Please pick out each row below that contains the word "KAISER" and copy it out in full. Treat uppercase and lowercase as different.

[begin Listed records]

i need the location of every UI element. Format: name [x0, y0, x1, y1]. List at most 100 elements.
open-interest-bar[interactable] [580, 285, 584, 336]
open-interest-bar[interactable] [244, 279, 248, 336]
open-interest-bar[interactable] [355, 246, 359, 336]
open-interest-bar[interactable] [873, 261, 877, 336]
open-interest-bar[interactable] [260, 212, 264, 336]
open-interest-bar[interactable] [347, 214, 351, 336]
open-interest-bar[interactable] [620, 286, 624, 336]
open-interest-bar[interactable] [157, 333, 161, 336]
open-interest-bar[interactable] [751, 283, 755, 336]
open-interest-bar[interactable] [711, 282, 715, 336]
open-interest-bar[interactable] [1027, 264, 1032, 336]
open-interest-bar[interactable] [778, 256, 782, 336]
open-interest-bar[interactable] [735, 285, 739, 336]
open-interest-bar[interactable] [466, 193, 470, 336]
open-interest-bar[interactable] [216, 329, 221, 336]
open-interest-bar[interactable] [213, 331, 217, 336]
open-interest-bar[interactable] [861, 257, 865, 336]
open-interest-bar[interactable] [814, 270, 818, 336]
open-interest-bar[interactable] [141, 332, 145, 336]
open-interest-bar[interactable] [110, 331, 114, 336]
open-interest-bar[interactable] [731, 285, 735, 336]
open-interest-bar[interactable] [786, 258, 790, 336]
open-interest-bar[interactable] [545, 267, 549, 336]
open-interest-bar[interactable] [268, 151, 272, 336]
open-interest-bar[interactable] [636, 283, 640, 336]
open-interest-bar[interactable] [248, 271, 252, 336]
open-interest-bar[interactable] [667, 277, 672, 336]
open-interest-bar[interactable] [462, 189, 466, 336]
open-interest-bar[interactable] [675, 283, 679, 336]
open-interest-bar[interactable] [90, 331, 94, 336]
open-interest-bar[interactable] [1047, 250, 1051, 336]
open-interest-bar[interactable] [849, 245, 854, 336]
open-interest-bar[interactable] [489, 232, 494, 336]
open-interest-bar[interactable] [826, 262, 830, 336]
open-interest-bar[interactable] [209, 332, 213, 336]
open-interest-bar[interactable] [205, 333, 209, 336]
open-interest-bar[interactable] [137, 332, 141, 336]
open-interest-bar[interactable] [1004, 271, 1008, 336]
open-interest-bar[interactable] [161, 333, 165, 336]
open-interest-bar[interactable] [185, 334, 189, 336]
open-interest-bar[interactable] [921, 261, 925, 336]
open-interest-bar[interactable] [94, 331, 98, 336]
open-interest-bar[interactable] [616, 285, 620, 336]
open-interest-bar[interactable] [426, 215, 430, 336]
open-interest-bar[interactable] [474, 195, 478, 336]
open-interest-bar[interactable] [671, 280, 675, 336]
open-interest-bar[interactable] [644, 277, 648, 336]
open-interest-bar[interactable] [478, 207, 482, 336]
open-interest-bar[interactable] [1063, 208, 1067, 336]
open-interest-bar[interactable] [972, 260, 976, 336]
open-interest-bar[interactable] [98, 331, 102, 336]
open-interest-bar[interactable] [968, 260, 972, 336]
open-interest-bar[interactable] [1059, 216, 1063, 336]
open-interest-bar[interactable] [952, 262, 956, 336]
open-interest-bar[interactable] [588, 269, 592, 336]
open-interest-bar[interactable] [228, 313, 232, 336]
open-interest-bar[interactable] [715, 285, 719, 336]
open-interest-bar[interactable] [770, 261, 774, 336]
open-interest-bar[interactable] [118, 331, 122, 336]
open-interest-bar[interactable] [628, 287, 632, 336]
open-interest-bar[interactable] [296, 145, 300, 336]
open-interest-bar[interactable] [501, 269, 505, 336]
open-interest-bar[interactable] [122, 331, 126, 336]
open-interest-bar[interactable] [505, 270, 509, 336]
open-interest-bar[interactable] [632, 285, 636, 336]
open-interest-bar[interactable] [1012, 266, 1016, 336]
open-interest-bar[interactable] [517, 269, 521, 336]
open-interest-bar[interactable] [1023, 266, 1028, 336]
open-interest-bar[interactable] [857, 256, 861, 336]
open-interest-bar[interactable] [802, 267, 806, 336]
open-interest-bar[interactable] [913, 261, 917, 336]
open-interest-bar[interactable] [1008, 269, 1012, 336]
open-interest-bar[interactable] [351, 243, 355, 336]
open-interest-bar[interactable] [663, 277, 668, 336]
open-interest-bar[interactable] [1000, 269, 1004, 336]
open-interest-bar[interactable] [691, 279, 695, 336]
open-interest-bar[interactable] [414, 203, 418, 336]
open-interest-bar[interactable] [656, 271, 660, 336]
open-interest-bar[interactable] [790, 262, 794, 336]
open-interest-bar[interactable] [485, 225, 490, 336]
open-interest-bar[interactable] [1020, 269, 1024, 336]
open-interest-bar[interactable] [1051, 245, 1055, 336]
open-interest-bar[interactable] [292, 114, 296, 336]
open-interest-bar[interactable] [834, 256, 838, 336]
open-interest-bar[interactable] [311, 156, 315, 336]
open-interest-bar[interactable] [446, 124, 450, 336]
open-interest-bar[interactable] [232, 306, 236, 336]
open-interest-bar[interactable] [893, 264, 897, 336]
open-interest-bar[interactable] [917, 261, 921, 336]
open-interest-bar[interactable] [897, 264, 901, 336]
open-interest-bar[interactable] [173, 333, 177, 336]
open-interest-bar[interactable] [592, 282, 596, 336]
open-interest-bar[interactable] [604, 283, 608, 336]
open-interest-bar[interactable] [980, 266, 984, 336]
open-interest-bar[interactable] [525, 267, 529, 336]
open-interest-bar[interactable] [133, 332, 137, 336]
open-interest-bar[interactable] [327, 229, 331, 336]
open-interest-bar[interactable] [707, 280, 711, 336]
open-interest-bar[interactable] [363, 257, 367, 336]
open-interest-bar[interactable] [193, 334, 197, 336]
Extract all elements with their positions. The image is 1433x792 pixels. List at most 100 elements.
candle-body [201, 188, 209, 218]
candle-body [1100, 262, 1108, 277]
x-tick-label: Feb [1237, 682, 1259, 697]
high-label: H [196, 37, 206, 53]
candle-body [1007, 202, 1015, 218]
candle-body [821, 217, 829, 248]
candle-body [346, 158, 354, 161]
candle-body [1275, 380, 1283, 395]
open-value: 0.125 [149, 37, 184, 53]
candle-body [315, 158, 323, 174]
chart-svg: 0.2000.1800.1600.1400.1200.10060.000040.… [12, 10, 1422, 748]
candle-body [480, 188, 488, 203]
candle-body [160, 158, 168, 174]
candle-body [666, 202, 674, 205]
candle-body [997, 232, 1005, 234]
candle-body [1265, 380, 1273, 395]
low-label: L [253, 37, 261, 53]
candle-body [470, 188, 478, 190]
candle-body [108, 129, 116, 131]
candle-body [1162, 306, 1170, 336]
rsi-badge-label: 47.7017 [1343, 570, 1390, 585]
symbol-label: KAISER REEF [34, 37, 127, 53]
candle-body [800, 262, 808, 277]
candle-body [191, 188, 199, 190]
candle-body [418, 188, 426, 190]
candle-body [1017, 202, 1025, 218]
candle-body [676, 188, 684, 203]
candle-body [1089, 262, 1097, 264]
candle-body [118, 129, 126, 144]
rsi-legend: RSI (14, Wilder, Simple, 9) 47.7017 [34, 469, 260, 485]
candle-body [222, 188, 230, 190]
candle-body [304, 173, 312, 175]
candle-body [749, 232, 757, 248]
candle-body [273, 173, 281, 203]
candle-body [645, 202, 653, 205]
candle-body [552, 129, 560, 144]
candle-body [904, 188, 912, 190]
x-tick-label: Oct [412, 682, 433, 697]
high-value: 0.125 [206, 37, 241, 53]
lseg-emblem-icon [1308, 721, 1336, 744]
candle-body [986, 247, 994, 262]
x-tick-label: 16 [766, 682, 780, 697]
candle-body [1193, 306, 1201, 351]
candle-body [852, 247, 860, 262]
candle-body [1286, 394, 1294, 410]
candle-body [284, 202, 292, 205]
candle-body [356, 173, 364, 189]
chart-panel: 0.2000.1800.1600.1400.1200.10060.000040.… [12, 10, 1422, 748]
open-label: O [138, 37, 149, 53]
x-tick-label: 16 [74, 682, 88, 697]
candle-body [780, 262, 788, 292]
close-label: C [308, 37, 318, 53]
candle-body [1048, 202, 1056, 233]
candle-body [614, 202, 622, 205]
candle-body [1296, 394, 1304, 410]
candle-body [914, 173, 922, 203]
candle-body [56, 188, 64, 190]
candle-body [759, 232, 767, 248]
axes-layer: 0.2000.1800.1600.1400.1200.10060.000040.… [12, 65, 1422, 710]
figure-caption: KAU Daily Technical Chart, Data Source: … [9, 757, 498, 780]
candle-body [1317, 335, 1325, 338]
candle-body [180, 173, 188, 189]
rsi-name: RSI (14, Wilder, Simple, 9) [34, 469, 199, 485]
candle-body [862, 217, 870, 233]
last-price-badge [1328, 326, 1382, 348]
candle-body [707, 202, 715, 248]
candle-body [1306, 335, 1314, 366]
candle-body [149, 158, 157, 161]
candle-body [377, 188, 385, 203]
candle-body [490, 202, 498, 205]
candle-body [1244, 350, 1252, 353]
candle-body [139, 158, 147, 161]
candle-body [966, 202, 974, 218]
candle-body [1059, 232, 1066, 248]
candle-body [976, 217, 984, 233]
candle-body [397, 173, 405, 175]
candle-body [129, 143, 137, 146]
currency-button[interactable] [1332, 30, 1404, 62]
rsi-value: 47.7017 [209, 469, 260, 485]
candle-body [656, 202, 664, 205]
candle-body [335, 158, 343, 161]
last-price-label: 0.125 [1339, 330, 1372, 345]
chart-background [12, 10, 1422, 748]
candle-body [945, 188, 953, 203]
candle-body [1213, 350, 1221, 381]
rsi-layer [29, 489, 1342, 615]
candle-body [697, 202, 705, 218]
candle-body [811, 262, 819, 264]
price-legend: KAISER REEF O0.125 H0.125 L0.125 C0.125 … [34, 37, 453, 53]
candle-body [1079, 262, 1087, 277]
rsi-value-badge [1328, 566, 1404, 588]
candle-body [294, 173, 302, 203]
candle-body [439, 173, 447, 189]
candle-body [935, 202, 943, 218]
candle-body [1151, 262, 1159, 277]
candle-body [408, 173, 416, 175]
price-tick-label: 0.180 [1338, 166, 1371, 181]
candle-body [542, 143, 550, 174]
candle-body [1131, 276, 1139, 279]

[end Listed records]

Result of the task:
symbol-label: KAISER REEF [34, 37, 127, 53]
price-legend: KAISER REEF O0.125 H0.125 L0.125 C0.125 … [34, 37, 453, 53]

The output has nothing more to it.